▶ _Stored rows_
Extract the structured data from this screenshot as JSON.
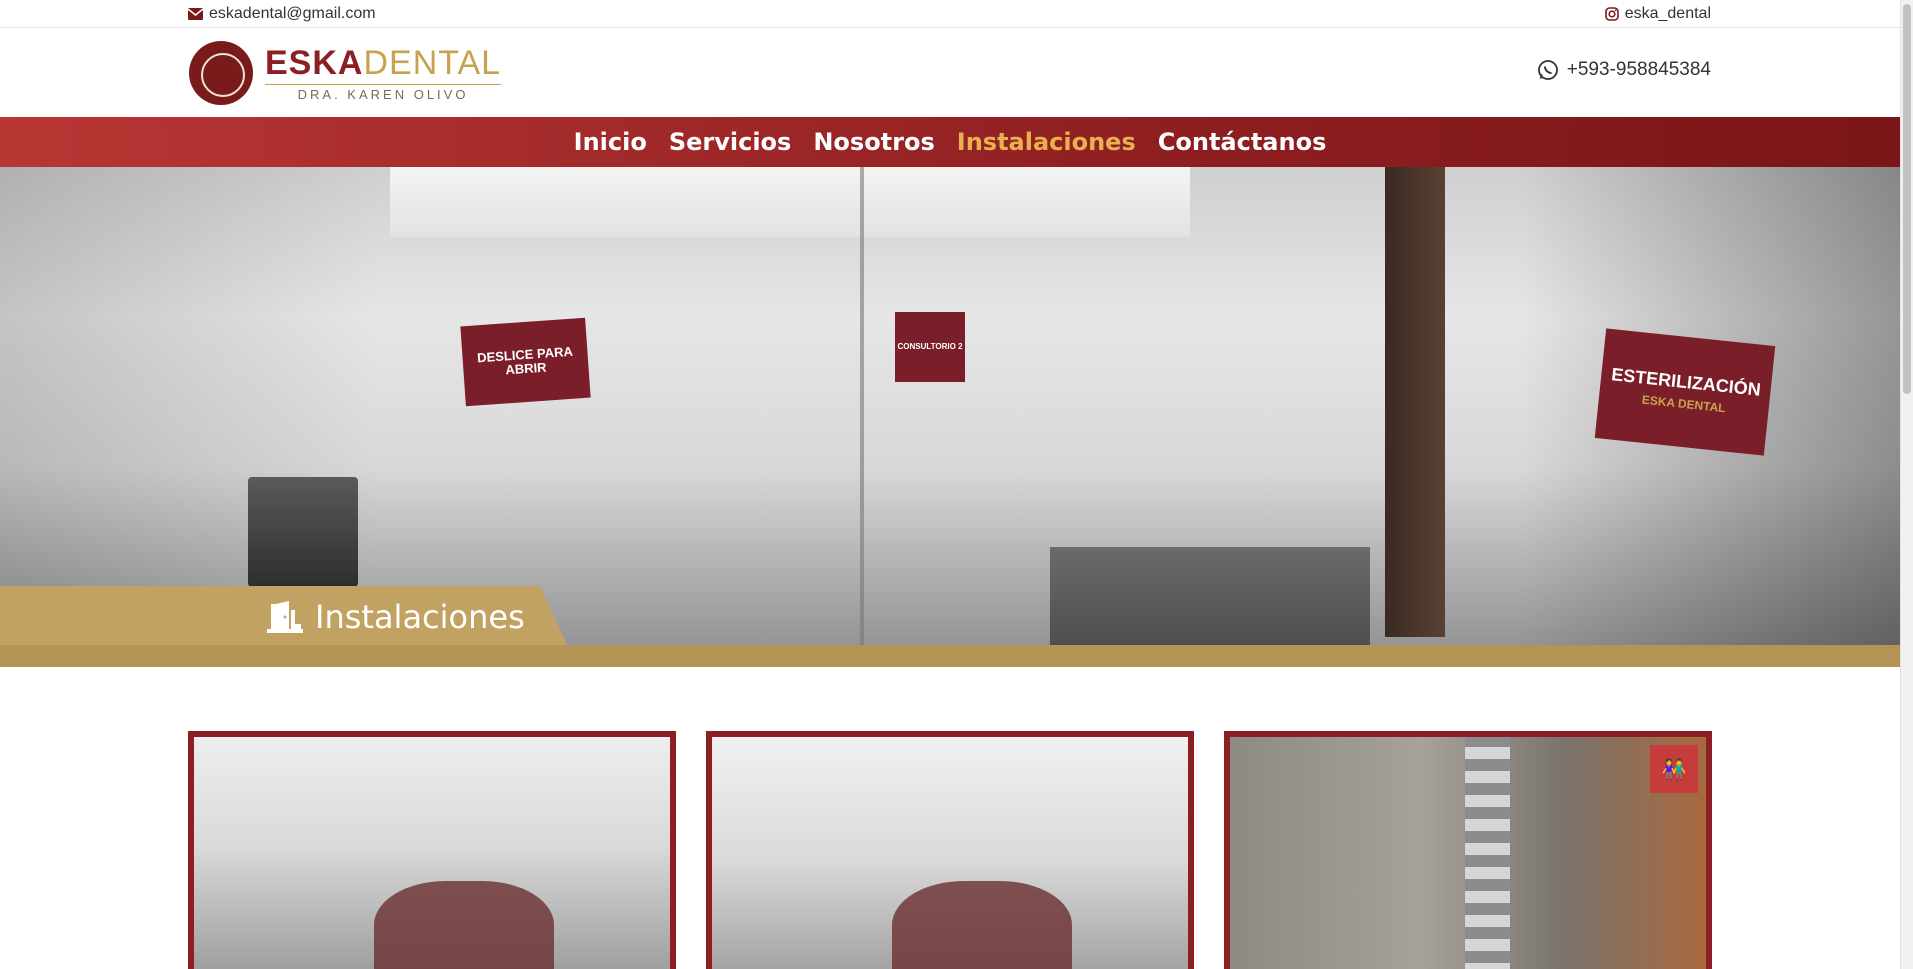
{
  "topbar": {
    "email": "eskadental@gmail.com",
    "email_icon": "envelope-icon",
    "instagram": "eska_dental",
    "instagram_icon": "instagram-icon"
  },
  "header": {
    "logo_title_part1": "ESKA",
    "logo_title_part2": "DENTAL",
    "logo_subtitle": "DRA. KAREN OLIVO",
    "phone": "+593-958845384",
    "phone_icon": "whatsapp-icon"
  },
  "nav": {
    "items": [
      {
        "label": "Inicio",
        "active": false
      },
      {
        "label": "Servicios",
        "active": false
      },
      {
        "label": "Nosotros",
        "active": false
      },
      {
        "label": "Instalaciones",
        "active": true
      },
      {
        "label": "Contáctanos",
        "active": false
      }
    ]
  },
  "hero": {
    "title": "Instalaciones",
    "title_icon": "door-open-icon",
    "sign_1": "DESLICE PARA ABRIR",
    "sign_2": "CONSULTORIO 2",
    "sign_3_main": "ESTERILIZACIÓN",
    "sign_3_sub": "ESKA DENTAL"
  },
  "colors": {
    "brand_red": "#8b1f24",
    "brand_gold": "#c1a262",
    "nav_active": "#e8b04e"
  }
}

▶ _Stated exercise_
Reproduce every line above as written, skipping pictures.

▶ _Exercise answer_
Extract the structured data from this screenshot as JSON.
{
  "topbar": {
    "email": "eskadental@gmail.com",
    "email_icon": "envelope-icon",
    "instagram": "eska_dental",
    "instagram_icon": "instagram-icon"
  },
  "header": {
    "logo_title_part1": "ESKA",
    "logo_title_part2": "DENTAL",
    "logo_subtitle": "DRA. KAREN OLIVO",
    "phone": "+593-958845384",
    "phone_icon": "whatsapp-icon"
  },
  "nav": {
    "items": [
      {
        "label": "Inicio",
        "active": false
      },
      {
        "label": "Servicios",
        "active": false
      },
      {
        "label": "Nosotros",
        "active": false
      },
      {
        "label": "Instalaciones",
        "active": true
      },
      {
        "label": "Contáctanos",
        "active": false
      }
    ]
  },
  "hero": {
    "title": "Instalaciones",
    "title_icon": "door-open-icon",
    "sign_1": "DESLICE PARA ABRIR",
    "sign_2": "CONSULTORIO 2",
    "sign_3_main": "ESTERILIZACIÓN",
    "sign_3_sub": "ESKA DENTAL"
  },
  "colors": {
    "brand_red": "#8b1f24",
    "brand_gold": "#c1a262",
    "nav_active": "#e8b04e"
  }
}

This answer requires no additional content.